Records from a data collection.
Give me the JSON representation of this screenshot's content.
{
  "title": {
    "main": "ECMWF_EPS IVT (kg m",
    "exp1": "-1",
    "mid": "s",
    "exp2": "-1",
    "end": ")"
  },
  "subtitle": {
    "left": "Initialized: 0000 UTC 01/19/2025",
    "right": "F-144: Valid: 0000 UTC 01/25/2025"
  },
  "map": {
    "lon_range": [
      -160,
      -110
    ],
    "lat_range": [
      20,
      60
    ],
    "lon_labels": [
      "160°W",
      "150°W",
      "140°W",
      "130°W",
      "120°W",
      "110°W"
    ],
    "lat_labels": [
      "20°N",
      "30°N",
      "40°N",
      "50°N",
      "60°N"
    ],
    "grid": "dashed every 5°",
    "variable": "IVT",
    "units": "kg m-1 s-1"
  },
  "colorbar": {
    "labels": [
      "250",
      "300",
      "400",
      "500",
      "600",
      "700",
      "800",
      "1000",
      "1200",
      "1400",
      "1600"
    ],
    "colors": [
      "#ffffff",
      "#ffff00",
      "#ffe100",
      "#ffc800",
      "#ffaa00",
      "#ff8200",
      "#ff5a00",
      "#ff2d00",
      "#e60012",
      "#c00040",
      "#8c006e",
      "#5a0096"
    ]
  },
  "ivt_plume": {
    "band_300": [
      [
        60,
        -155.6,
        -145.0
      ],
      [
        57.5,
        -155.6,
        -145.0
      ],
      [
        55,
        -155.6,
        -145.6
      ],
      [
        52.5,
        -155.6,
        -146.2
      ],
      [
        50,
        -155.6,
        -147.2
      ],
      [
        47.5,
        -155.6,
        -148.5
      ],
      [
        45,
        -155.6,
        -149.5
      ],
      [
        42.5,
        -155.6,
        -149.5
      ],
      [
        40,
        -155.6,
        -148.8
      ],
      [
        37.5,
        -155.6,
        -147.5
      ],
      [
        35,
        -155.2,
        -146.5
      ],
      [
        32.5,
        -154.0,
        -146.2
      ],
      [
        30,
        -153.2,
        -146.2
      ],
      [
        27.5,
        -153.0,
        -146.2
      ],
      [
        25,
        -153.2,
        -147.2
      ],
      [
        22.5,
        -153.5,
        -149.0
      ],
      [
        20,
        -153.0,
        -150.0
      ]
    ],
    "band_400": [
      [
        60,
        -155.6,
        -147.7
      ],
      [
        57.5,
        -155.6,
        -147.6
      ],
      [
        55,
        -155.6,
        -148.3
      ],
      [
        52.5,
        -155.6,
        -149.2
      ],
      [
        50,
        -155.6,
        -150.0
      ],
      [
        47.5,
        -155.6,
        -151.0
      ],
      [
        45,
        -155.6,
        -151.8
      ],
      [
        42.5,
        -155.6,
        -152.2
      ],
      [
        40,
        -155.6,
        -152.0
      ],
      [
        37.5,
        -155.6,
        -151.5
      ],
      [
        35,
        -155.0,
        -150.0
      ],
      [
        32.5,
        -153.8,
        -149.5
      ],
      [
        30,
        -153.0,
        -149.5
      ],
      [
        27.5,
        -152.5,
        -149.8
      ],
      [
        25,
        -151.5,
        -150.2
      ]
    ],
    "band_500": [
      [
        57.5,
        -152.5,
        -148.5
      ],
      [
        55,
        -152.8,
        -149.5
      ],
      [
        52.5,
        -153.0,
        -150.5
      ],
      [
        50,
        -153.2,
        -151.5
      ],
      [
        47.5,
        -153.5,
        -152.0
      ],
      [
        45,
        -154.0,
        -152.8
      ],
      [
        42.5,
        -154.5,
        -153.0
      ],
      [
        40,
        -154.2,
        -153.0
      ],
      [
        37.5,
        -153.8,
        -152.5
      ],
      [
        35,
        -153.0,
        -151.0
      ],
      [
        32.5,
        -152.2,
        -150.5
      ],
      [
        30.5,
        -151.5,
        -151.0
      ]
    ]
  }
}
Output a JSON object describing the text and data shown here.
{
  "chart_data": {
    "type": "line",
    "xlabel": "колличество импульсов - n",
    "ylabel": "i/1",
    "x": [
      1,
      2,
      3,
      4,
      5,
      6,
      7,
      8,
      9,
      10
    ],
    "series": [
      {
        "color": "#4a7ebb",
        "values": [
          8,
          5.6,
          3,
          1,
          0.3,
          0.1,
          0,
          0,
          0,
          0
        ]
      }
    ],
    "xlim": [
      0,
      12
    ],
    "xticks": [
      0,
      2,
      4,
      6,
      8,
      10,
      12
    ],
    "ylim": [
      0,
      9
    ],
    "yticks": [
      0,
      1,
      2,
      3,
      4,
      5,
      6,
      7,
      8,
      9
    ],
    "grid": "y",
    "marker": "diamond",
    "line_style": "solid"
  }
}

WORK INSTRUCTIONS.
Quote every line from the line containing "Output a JSON" through the closing line of the listing, including both.

ANSWER FOR THIS EXERCISE.
Output a JSON object describing the text and data shown here.
{
  "chart_data": {
    "type": "line",
    "xlabel": "колличество импульсов - n",
    "ylabel": "i/1",
    "x": [
      1,
      2,
      3,
      4,
      5,
      6,
      7,
      8,
      9,
      10
    ],
    "series": [
      {
        "color": "#4a7ebb",
        "values": [
          8,
          5.6,
          3,
          1,
          0.3,
          0.1,
          0,
          0,
          0,
          0
        ]
      }
    ],
    "xlim": [
      0,
      12
    ],
    "xticks": [
      0,
      2,
      4,
      6,
      8,
      10,
      12
    ],
    "ylim": [
      0,
      9
    ],
    "yticks": [
      0,
      1,
      2,
      3,
      4,
      5,
      6,
      7,
      8,
      9
    ],
    "grid": "y",
    "marker": "diamond",
    "line_style": "solid"
  }
}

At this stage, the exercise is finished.